### [Task requirements]
In the data that follows, count the lines in which the word "xlabel" occurs, and report that figure alone.
-*-
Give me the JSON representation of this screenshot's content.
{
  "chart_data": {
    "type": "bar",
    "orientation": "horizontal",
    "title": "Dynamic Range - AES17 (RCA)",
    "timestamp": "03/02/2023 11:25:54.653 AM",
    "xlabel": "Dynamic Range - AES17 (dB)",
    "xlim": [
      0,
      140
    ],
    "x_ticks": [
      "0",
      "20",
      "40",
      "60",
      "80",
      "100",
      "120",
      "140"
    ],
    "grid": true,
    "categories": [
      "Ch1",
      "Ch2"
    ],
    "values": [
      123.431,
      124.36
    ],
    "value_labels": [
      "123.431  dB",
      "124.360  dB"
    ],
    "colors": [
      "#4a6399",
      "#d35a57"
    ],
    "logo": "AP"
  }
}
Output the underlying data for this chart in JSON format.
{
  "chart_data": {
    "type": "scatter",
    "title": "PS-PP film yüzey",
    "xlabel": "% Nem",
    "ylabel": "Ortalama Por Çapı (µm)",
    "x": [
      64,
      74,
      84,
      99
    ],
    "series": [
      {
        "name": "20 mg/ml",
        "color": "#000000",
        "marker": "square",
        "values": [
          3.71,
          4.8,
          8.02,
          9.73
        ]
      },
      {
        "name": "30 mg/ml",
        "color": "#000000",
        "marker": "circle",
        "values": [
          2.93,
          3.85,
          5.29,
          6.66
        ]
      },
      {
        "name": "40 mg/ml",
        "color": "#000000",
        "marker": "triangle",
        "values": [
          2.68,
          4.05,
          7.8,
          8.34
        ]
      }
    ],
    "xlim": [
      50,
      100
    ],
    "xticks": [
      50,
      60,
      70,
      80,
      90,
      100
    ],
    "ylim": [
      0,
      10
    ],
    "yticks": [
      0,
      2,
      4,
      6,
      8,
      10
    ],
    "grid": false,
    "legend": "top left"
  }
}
-*-
### [Problem solution]
2